**WRITTEN REQUEST**
Output each entry exactly; skip nothing.

(Entries with figure data)
────────────────────────────────────────
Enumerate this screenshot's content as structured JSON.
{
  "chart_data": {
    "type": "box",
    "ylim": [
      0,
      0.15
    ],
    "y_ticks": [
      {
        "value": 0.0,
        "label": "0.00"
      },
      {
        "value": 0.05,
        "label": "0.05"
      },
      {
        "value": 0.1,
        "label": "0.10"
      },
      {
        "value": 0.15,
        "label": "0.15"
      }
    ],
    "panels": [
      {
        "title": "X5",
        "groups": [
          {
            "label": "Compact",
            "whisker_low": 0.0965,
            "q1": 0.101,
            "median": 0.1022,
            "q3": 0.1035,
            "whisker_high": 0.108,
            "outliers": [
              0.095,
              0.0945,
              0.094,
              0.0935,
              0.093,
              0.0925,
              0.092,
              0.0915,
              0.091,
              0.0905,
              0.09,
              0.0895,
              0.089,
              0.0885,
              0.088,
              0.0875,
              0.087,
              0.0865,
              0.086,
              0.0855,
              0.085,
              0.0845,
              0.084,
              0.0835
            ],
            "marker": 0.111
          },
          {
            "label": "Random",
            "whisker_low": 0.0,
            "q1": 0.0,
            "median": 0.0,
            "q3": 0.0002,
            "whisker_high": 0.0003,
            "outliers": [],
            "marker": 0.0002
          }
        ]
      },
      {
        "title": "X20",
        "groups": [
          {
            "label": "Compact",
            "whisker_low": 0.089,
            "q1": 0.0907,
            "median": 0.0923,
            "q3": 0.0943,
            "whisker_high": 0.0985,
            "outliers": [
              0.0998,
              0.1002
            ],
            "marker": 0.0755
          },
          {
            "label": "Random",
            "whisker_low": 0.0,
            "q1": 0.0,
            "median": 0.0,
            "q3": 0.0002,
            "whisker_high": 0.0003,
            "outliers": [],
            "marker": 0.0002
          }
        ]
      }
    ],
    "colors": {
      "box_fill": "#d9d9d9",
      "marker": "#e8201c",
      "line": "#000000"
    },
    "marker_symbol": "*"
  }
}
────────────────────────────────────────
**EXERCISE RESULT**
Enumerate this screenshot's content as structured JSON.
{
  "chart_data": {
    "type": "box",
    "ylim": [
      0,
      0.15
    ],
    "y_ticks": [
      {
        "value": 0.0,
        "label": "0.00"
      },
      {
        "value": 0.05,
        "label": "0.05"
      },
      {
        "value": 0.1,
        "label": "0.10"
      },
      {
        "value": 0.15,
        "label": "0.15"
      }
    ],
    "panels": [
      {
        "title": "X5",
        "groups": [
          {
            "label": "Compact",
            "whisker_low": 0.0965,
            "q1": 0.101,
            "median": 0.1022,
            "q3": 0.1035,
            "whisker_high": 0.108,
            "outliers": [
              0.095,
              0.0945,
              0.094,
              0.0935,
              0.093,
              0.0925,
              0.092,
              0.0915,
              0.091,
              0.0905,
              0.09,
              0.0895,
              0.089,
              0.0885,
              0.088,
              0.0875,
              0.087,
              0.0865,
              0.086,
              0.0855,
              0.085,
              0.0845,
              0.084,
              0.0835
            ],
            "marker": 0.111
          },
          {
            "label": "Random",
            "whisker_low": 0.0,
            "q1": 0.0,
            "median": 0.0,
            "q3": 0.0002,
            "whisker_high": 0.0003,
            "outliers": [],
            "marker": 0.0002
          }
        ]
      },
      {
        "title": "X20",
        "groups": [
          {
            "label": "Compact",
            "whisker_low": 0.089,
            "q1": 0.0907,
            "median": 0.0923,
            "q3": 0.0943,
            "whisker_high": 0.0985,
            "outliers": [
              0.0998,
              0.1002
            ],
            "marker": 0.0755
          },
          {
            "label": "Random",
            "whisker_low": 0.0,
            "q1": 0.0,
            "median": 0.0,
            "q3": 0.0002,
            "whisker_high": 0.0003,
            "outliers": [],
            "marker": 0.0002
          }
        ]
      }
    ],
    "colors": {
      "box_fill": "#d9d9d9",
      "marker": "#e8201c",
      "line": "#000000"
    },
    "marker_symbol": "*"
  }
}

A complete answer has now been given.